# Aim of the task
Write out, precisely and in full, each line of the material.

>> BEGIN Records for this exercise

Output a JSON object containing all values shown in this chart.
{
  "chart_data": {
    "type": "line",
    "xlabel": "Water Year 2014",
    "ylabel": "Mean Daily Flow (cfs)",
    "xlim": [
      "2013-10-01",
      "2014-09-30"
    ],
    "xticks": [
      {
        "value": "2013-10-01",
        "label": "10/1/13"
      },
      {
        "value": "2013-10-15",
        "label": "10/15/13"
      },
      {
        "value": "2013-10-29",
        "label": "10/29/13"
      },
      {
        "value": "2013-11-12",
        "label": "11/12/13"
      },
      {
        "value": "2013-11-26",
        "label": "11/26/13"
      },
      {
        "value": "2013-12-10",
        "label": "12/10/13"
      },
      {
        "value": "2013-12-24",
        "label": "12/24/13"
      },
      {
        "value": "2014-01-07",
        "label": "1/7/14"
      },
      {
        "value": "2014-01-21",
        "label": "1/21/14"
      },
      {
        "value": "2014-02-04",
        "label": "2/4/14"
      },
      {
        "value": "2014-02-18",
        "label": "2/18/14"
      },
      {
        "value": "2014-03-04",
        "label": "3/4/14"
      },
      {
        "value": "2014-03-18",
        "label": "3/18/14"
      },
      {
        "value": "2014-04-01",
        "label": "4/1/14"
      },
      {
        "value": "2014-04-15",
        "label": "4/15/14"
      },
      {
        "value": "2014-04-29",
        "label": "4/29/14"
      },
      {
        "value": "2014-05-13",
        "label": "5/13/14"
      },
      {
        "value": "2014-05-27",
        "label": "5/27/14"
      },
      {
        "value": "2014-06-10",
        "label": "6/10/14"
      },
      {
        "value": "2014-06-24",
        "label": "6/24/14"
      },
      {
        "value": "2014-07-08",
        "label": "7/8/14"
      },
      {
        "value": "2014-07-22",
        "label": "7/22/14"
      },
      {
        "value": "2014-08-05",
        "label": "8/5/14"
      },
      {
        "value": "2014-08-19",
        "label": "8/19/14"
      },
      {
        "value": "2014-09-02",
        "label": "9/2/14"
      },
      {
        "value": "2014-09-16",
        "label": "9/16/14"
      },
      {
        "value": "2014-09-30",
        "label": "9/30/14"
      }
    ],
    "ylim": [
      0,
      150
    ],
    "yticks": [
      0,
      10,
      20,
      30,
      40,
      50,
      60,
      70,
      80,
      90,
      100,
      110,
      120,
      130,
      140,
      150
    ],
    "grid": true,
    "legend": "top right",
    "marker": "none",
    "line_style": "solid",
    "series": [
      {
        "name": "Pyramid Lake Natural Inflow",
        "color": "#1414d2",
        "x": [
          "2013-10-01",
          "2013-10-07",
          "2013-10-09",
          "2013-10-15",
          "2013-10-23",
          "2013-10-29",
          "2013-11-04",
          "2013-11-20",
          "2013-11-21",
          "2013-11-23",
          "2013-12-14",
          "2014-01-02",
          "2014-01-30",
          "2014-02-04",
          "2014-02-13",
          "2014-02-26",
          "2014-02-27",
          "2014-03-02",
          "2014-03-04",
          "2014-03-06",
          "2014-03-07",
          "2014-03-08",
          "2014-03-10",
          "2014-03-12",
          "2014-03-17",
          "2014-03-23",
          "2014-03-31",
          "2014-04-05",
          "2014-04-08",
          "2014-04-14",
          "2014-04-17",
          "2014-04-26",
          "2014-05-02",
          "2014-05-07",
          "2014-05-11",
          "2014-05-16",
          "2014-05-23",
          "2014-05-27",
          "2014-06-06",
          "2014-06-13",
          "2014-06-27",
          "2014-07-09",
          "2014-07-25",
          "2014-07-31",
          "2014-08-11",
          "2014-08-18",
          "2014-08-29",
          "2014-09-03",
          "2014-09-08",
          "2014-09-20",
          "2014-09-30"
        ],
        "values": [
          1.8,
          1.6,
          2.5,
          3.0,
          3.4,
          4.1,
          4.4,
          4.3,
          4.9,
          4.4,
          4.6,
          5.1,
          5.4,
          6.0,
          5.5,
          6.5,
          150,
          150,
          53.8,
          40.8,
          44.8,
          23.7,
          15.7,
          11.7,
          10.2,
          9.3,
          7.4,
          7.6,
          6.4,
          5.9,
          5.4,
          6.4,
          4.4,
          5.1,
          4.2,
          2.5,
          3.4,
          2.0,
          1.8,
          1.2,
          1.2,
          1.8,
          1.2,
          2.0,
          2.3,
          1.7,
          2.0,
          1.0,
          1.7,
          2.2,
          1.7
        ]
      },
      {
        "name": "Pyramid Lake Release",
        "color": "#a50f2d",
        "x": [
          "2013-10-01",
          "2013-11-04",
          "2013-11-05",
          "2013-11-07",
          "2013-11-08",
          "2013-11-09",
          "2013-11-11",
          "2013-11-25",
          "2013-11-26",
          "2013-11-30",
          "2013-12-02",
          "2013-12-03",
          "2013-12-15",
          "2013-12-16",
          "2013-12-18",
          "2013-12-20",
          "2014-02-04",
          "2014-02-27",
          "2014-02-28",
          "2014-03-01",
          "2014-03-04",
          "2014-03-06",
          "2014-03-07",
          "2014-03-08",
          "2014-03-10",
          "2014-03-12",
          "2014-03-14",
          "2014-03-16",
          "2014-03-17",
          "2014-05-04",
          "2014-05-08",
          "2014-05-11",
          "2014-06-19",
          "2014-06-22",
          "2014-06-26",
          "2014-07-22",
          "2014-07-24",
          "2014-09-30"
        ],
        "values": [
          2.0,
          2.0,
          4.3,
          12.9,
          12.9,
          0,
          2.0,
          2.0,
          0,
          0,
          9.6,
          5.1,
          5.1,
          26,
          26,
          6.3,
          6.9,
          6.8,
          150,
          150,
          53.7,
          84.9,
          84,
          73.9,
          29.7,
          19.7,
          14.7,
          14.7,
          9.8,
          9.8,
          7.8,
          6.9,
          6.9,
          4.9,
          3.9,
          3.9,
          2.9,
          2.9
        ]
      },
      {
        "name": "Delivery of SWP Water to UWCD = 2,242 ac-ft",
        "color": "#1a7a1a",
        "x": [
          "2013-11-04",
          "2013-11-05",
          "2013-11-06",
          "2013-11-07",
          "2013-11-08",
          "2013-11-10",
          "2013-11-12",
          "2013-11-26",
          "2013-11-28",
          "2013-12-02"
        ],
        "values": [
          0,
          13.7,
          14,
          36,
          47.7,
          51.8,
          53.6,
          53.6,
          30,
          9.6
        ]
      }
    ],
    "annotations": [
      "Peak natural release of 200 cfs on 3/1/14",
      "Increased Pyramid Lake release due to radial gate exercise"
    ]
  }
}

>> END Records for this exercise

# Correct result
Output a JSON object containing all values shown in this chart.
{
  "chart_data": {
    "type": "line",
    "xlabel": "Water Year 2014",
    "ylabel": "Mean Daily Flow (cfs)",
    "xlim": [
      "2013-10-01",
      "2014-09-30"
    ],
    "xticks": [
      {
        "value": "2013-10-01",
        "label": "10/1/13"
      },
      {
        "value": "2013-10-15",
        "label": "10/15/13"
      },
      {
        "value": "2013-10-29",
        "label": "10/29/13"
      },
      {
        "value": "2013-11-12",
        "label": "11/12/13"
      },
      {
        "value": "2013-11-26",
        "label": "11/26/13"
      },
      {
        "value": "2013-12-10",
        "label": "12/10/13"
      },
      {
        "value": "2013-12-24",
        "label": "12/24/13"
      },
      {
        "value": "2014-01-07",
        "label": "1/7/14"
      },
      {
        "value": "2014-01-21",
        "label": "1/21/14"
      },
      {
        "value": "2014-02-04",
        "label": "2/4/14"
      },
      {
        "value": "2014-02-18",
        "label": "2/18/14"
      },
      {
        "value": "2014-03-04",
        "label": "3/4/14"
      },
      {
        "value": "2014-03-18",
        "label": "3/18/14"
      },
      {
        "value": "2014-04-01",
        "label": "4/1/14"
      },
      {
        "value": "2014-04-15",
        "label": "4/15/14"
      },
      {
        "value": "2014-04-29",
        "label": "4/29/14"
      },
      {
        "value": "2014-05-13",
        "label": "5/13/14"
      },
      {
        "value": "2014-05-27",
        "label": "5/27/14"
      },
      {
        "value": "2014-06-10",
        "label": "6/10/14"
      },
      {
        "value": "2014-06-24",
        "label": "6/24/14"
      },
      {
        "value": "2014-07-08",
        "label": "7/8/14"
      },
      {
        "value": "2014-07-22",
        "label": "7/22/14"
      },
      {
        "value": "2014-08-05",
        "label": "8/5/14"
      },
      {
        "value": "2014-08-19",
        "label": "8/19/14"
      },
      {
        "value": "2014-09-02",
        "label": "9/2/14"
      },
      {
        "value": "2014-09-16",
        "label": "9/16/14"
      },
      {
        "value": "2014-09-30",
        "label": "9/30/14"
      }
    ],
    "ylim": [
      0,
      150
    ],
    "yticks": [
      0,
      10,
      20,
      30,
      40,
      50,
      60,
      70,
      80,
      90,
      100,
      110,
      120,
      130,
      140,
      150
    ],
    "grid": true,
    "legend": "top right",
    "marker": "none",
    "line_style": "solid",
    "series": [
      {
        "name": "Pyramid Lake Natural Inflow",
        "color": "#1414d2",
        "x": [
          "2013-10-01",
          "2013-10-07",
          "2013-10-09",
          "2013-10-15",
          "2013-10-23",
          "2013-10-29",
          "2013-11-04",
          "2013-11-20",
          "2013-11-21",
          "2013-11-23",
          "2013-12-14",
          "2014-01-02",
          "2014-01-30",
          "2014-02-04",
          "2014-02-13",
          "2014-02-26",
          "2014-02-27",
          "2014-03-02",
          "2014-03-04",
          "2014-03-06",
          "2014-03-07",
          "2014-03-08",
          "2014-03-10",
          "2014-03-12",
          "2014-03-17",
          "2014-03-23",
          "2014-03-31",
          "2014-04-05",
          "2014-04-08",
          "2014-04-14",
          "2014-04-17",
          "2014-04-26",
          "2014-05-02",
          "2014-05-07",
          "2014-05-11",
          "2014-05-16",
          "2014-05-23",
          "2014-05-27",
          "2014-06-06",
          "2014-06-13",
          "2014-06-27",
          "2014-07-09",
          "2014-07-25",
          "2014-07-31",
          "2014-08-11",
          "2014-08-18",
          "2014-08-29",
          "2014-09-03",
          "2014-09-08",
          "2014-09-20",
          "2014-09-30"
        ],
        "values": [
          1.8,
          1.6,
          2.5,
          3.0,
          3.4,
          4.1,
          4.4,
          4.3,
          4.9,
          4.4,
          4.6,
          5.1,
          5.4,
          6.0,
          5.5,
          6.5,
          150,
          150,
          53.8,
          40.8,
          44.8,
          23.7,
          15.7,
          11.7,
          10.2,
          9.3,
          7.4,
          7.6,
          6.4,
          5.9,
          5.4,
          6.4,
          4.4,
          5.1,
          4.2,
          2.5,
          3.4,
          2.0,
          1.8,
          1.2,
          1.2,
          1.8,
          1.2,
          2.0,
          2.3,
          1.7,
          2.0,
          1.0,
          1.7,
          2.2,
          1.7
        ]
      },
      {
        "name": "Pyramid Lake Release",
        "color": "#a50f2d",
        "x": [
          "2013-10-01",
          "2013-11-04",
          "2013-11-05",
          "2013-11-07",
          "2013-11-08",
          "2013-11-09",
          "2013-11-11",
          "2013-11-25",
          "2013-11-26",
          "2013-11-30",
          "2013-12-02",
          "2013-12-03",
          "2013-12-15",
          "2013-12-16",
          "2013-12-18",
          "2013-12-20",
          "2014-02-04",
          "2014-02-27",
          "2014-02-28",
          "2014-03-01",
          "2014-03-04",
          "2014-03-06",
          "2014-03-07",
          "2014-03-08",
          "2014-03-10",
          "2014-03-12",
          "2014-03-14",
          "2014-03-16",
          "2014-03-17",
          "2014-05-04",
          "2014-05-08",
          "2014-05-11",
          "2014-06-19",
          "2014-06-22",
          "2014-06-26",
          "2014-07-22",
          "2014-07-24",
          "2014-09-30"
        ],
        "values": [
          2.0,
          2.0,
          4.3,
          12.9,
          12.9,
          0,
          2.0,
          2.0,
          0,
          0,
          9.6,
          5.1,
          5.1,
          26,
          26,
          6.3,
          6.9,
          6.8,
          150,
          150,
          53.7,
          84.9,
          84,
          73.9,
          29.7,
          19.7,
          14.7,
          14.7,
          9.8,
          9.8,
          7.8,
          6.9,
          6.9,
          4.9,
          3.9,
          3.9,
          2.9,
          2.9
        ]
      },
      {
        "name": "Delivery of SWP Water to UWCD = 2,242 ac-ft",
        "color": "#1a7a1a",
        "x": [
          "2013-11-04",
          "2013-11-05",
          "2013-11-06",
          "2013-11-07",
          "2013-11-08",
          "2013-11-10",
          "2013-11-12",
          "2013-11-26",
          "2013-11-28",
          "2013-12-02"
        ],
        "values": [
          0,
          13.7,
          14,
          36,
          47.7,
          51.8,
          53.6,
          53.6,
          30,
          9.6
        ]
      }
    ],
    "annotations": [
      "Peak natural release of 200 cfs on 3/1/14",
      "Increased Pyramid Lake release due to radial gate exercise"
    ]
  }
}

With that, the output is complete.